***** Source records

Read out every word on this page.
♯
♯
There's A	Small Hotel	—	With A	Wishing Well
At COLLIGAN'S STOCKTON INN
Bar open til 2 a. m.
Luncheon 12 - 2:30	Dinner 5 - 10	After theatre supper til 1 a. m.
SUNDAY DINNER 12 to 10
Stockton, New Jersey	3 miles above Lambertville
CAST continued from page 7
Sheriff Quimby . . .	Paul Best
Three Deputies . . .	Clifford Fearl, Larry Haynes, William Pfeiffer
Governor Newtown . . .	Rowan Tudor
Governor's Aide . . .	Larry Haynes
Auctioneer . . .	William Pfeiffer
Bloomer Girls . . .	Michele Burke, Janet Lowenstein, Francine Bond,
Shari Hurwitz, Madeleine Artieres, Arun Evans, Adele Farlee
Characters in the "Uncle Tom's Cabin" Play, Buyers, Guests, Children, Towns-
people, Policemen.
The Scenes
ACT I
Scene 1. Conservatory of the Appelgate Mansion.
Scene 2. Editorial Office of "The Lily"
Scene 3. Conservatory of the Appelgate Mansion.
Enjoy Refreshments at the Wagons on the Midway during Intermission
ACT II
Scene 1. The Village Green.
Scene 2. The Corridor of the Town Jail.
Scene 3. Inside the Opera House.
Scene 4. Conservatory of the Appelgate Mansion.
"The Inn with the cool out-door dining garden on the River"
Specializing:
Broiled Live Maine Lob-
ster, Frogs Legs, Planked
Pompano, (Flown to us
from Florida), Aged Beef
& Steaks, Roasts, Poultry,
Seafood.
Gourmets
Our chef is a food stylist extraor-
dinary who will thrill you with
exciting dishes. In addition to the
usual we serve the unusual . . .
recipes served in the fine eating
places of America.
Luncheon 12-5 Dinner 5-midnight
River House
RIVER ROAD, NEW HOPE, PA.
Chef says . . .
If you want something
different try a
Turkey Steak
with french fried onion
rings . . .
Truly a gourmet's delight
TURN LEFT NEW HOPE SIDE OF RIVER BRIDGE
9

**********

● Problem to work on:
Find each line holding the string "HOPE" and copy it out.

● Result below:
RIVER ROAD, NEW HOPE, PA.
TURN LEFT NEW HOPE SIDE OF RIVER BRIDGE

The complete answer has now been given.